> [The problem]:
In the article about the Esports Experience class, which match will students broadcast for their midterm?
··· Excerpted text ···
Producing the Esports Experience
Photo courtesy of the School of Communications & Media Technologies.
It’s been a year and some change since the ArtU Esports program at Academy of Art University made its debut, and the collaboration between the Schools of Communications & Media Technologies (COM) and Game Development (GAM) are taking their Esports endeavor a step further with a new class on production.
Students enrolled in The Esports Experience will learn the skills needed to be an asset in a rising gaming industry. Production aspects of Esports, from broadcasting to staging on big tournament and on an at-home solo streaming levels, make up the core of the class, but course leads Steven Kotton, COM associate director, and Michael Witzel, technology coordinator, anticipate students will walk away with skills beyond what’s listed on the syllabus.
The midterm and final, however, are already planned: Running an online broadcast of the two intramural ArtU Esports tournaments – the Overwatch 3 vs. 3 match for the midterm, and the 6 vs. 6 match for the final, respectively – both at 491 Post with a live audience and on the university’s Twitch channels.
Naturally, these disciplines fall in line with a COM curriculum, but Kotton believes GAM students bring an understanding of the game’s intricacies and distinctions that COM students might not be privy to. In the same vein, GAM students interested in becoming commentators can learn the nuances in play-by-play and color commentating during a broadcast.
“The sense of all sporting events is a story,” he said. “We think about what do we need to tell it, what are all the different elements… [That includes] specific terminology and graphics and language that is very consistent and specific to the game industry. You have to have a balance of both.”
To COM students, The Esports Experience may carry similar attributes as other productions, such as Academy’s Got Talent and UrbanKnightsRadio.com, but for GAM students, the class offers a completely different perspective to their work as game developers. Though the coursework may not exercise their design skills, Witzel said seeing how games are received by two types of consumers (gamers and broadcasters) offers students a different perspective to game conceptualizing and development.
“I don’t get to choose for my game to be an Esports game, the community decides that,” emphasized Witzel. “Game publishers are very involved with the Esports for the games they create because they need to know what’s going to make it better.”
According to Witzel, the ArtU Esports program initially started as a way to bring Academy students together, no matter the discipline; all that was needed was an interest in games. Students were enthusiastic and regularly participated; eventually, top players were invited to play on teams representing the Academy at Tespa’s intercollegiate league.
On the wings of the Esports team development, the COM department and media production students volunteered to broadcast the weekly tournaments, something that became “a regular Saturday thing,” according to Kotton, but as the Esports industry continued to spike, student interest in production grew along with it.
··· Material provided ···
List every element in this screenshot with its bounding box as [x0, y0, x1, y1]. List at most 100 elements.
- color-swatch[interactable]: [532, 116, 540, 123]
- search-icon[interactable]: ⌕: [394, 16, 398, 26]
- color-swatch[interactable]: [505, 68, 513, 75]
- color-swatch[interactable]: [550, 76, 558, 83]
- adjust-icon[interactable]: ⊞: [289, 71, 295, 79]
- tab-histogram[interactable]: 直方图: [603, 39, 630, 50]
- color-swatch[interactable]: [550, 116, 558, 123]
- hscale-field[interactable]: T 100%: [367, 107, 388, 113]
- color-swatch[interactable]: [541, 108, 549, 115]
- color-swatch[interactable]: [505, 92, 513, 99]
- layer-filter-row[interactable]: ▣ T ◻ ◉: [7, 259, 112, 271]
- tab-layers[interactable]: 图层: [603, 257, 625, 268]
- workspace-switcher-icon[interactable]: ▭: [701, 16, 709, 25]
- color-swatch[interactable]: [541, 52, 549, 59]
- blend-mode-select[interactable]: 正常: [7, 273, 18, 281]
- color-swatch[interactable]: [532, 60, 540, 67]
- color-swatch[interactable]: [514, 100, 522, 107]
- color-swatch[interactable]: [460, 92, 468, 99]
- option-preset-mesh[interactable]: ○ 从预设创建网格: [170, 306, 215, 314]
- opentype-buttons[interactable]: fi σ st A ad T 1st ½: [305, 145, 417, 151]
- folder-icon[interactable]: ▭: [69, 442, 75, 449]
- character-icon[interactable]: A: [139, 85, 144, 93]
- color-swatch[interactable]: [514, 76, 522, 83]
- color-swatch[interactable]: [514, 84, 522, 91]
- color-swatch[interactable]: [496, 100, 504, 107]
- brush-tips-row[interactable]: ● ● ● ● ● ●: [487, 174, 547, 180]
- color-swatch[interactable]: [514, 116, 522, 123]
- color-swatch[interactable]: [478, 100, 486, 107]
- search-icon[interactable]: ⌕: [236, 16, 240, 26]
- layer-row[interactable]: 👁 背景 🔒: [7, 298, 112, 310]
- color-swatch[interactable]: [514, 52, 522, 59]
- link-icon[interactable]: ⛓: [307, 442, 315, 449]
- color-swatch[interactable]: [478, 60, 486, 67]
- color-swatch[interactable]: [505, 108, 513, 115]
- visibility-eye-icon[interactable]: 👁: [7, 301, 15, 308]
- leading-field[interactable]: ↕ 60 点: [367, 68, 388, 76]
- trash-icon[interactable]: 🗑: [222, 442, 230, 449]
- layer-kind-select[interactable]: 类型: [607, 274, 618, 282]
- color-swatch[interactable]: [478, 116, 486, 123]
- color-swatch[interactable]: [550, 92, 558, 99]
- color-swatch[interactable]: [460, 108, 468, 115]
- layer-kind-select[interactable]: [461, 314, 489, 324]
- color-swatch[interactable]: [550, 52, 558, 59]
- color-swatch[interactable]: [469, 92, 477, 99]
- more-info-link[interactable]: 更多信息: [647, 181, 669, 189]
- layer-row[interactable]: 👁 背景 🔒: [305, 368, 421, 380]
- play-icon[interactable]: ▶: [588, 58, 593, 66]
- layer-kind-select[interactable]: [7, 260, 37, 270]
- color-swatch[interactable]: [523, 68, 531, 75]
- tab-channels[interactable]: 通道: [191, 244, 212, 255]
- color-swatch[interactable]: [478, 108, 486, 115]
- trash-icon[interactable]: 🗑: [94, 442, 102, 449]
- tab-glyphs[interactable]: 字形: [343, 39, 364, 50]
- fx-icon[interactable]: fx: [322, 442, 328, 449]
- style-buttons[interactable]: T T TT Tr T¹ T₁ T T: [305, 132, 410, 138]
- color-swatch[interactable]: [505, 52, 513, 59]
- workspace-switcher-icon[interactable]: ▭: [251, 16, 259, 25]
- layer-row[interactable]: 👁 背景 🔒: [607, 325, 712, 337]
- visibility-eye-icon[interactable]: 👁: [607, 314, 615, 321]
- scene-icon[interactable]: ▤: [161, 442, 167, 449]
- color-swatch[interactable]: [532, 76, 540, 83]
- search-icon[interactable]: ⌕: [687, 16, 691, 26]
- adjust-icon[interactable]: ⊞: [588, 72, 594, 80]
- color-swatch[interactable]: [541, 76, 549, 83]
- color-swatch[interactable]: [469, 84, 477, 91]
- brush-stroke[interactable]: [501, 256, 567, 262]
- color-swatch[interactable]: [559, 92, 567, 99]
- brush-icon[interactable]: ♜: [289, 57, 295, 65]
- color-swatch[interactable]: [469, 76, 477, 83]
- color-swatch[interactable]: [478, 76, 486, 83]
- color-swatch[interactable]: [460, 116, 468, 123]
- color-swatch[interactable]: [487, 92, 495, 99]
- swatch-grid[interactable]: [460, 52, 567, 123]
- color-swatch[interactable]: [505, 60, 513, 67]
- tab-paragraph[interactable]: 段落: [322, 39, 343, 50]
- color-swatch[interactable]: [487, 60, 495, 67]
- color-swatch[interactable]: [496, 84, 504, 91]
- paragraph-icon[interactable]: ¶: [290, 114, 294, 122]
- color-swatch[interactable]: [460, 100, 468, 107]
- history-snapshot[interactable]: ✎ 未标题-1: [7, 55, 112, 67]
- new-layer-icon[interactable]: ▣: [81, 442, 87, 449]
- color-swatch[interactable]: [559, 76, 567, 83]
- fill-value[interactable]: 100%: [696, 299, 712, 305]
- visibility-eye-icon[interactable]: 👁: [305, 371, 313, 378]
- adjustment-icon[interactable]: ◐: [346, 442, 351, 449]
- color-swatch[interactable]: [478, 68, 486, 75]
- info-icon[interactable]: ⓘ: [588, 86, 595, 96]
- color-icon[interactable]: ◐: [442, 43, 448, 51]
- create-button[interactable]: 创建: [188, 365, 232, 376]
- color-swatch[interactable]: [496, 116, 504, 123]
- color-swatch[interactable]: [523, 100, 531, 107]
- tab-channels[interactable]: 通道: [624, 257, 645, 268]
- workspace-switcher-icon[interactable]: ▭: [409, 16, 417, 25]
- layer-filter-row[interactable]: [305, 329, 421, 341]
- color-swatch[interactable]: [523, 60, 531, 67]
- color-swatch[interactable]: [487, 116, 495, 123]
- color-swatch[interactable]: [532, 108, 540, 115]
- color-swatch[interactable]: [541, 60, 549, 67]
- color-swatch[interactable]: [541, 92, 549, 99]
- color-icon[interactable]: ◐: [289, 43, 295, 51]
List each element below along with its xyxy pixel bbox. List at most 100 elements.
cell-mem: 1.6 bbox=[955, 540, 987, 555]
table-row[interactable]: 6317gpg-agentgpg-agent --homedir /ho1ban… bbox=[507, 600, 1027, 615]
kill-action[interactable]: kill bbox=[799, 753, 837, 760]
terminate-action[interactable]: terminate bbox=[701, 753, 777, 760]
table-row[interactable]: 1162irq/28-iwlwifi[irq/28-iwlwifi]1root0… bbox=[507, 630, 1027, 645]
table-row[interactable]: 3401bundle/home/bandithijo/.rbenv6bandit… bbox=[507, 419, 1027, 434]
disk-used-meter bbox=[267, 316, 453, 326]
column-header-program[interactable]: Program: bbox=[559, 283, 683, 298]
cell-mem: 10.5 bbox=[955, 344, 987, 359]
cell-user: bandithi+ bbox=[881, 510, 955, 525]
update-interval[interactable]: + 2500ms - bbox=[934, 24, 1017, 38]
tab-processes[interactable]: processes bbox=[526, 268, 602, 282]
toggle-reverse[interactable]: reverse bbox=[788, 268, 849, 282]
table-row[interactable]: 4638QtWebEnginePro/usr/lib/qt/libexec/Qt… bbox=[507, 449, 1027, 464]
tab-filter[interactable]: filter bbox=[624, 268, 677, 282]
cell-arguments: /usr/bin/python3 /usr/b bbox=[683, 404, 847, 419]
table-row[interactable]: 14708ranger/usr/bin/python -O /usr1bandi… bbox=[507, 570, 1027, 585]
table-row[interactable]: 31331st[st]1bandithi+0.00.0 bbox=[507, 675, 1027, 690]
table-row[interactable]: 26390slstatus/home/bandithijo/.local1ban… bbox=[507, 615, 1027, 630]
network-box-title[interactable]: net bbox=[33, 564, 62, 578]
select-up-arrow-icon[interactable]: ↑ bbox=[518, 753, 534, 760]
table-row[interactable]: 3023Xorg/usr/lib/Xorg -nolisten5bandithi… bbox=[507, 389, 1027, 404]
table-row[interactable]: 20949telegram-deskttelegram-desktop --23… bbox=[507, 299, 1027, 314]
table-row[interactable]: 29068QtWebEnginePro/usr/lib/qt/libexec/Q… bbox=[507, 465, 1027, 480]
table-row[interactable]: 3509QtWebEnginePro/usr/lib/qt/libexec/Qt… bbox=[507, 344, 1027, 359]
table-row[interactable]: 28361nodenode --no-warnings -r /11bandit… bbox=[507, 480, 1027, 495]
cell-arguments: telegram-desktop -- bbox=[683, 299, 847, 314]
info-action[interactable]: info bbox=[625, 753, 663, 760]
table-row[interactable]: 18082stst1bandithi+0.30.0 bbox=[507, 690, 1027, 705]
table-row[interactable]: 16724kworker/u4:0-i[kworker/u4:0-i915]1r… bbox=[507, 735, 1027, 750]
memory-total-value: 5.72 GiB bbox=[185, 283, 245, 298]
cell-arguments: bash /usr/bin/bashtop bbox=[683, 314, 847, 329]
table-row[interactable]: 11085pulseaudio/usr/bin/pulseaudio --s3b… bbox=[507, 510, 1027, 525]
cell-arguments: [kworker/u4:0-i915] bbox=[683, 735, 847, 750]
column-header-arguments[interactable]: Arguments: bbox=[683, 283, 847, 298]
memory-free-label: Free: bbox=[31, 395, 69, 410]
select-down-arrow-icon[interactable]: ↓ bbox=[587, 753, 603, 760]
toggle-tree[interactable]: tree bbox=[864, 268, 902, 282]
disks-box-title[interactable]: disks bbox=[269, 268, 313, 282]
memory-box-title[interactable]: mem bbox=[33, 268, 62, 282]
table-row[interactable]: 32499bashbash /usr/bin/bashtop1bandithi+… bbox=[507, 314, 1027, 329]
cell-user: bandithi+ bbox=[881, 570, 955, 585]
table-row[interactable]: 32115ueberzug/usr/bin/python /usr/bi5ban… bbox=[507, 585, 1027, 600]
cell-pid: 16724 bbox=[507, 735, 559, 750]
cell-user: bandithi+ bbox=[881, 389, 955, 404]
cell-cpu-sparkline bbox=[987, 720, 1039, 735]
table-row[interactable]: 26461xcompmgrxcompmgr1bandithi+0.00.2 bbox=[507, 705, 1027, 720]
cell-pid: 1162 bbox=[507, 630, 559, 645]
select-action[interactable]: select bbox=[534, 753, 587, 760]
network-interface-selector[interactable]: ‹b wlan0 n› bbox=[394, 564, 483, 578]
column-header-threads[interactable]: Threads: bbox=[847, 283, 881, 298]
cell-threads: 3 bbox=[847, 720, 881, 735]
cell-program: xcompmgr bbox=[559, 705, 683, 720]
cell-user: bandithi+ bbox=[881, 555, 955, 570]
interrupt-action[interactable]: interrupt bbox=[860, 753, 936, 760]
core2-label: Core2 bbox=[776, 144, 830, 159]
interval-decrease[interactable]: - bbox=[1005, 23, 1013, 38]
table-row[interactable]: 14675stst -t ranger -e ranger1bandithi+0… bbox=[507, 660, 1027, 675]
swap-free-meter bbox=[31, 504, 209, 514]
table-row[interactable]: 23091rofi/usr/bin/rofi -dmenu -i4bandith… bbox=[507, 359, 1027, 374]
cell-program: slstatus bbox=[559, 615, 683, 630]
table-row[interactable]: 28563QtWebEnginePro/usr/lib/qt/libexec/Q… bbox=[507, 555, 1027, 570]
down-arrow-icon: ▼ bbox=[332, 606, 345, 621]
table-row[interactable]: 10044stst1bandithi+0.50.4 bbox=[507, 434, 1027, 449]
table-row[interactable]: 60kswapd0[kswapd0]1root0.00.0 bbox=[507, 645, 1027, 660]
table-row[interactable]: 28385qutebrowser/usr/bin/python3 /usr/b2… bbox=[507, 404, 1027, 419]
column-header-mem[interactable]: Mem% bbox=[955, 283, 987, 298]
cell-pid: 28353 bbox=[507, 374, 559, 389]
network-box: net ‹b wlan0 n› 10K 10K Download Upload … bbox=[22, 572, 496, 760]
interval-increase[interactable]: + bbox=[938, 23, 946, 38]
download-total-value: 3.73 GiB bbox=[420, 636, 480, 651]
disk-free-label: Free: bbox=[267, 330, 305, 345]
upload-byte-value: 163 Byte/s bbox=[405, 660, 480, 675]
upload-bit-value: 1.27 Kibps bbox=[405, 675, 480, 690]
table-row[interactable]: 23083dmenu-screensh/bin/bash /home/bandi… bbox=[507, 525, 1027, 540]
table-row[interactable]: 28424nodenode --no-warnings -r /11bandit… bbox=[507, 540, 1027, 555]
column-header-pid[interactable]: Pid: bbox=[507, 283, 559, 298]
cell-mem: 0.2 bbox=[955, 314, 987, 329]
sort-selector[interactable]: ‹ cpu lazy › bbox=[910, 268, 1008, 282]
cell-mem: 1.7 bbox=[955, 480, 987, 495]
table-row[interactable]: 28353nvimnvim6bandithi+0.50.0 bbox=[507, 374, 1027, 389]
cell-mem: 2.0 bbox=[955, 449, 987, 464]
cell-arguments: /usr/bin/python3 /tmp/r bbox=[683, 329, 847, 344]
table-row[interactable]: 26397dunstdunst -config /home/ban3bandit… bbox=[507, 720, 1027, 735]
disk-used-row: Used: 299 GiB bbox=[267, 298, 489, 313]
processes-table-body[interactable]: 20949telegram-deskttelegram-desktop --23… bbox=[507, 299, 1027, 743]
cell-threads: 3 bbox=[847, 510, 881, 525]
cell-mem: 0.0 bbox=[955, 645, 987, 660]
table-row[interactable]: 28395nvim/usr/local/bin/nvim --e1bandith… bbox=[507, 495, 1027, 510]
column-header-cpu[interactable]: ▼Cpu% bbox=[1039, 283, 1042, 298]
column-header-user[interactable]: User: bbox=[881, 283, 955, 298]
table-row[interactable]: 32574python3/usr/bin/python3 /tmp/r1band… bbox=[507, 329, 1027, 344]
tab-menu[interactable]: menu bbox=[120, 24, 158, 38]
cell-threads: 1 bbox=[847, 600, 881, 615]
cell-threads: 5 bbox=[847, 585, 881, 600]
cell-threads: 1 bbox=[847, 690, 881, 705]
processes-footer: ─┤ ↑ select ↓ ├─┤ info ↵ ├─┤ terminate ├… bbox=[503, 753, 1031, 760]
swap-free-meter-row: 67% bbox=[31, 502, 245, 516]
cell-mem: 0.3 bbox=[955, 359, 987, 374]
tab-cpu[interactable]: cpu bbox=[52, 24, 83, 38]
···
> [Result]:
The Overwatch 3 vs. 3 match of the intramural ArtU Esports tournaments.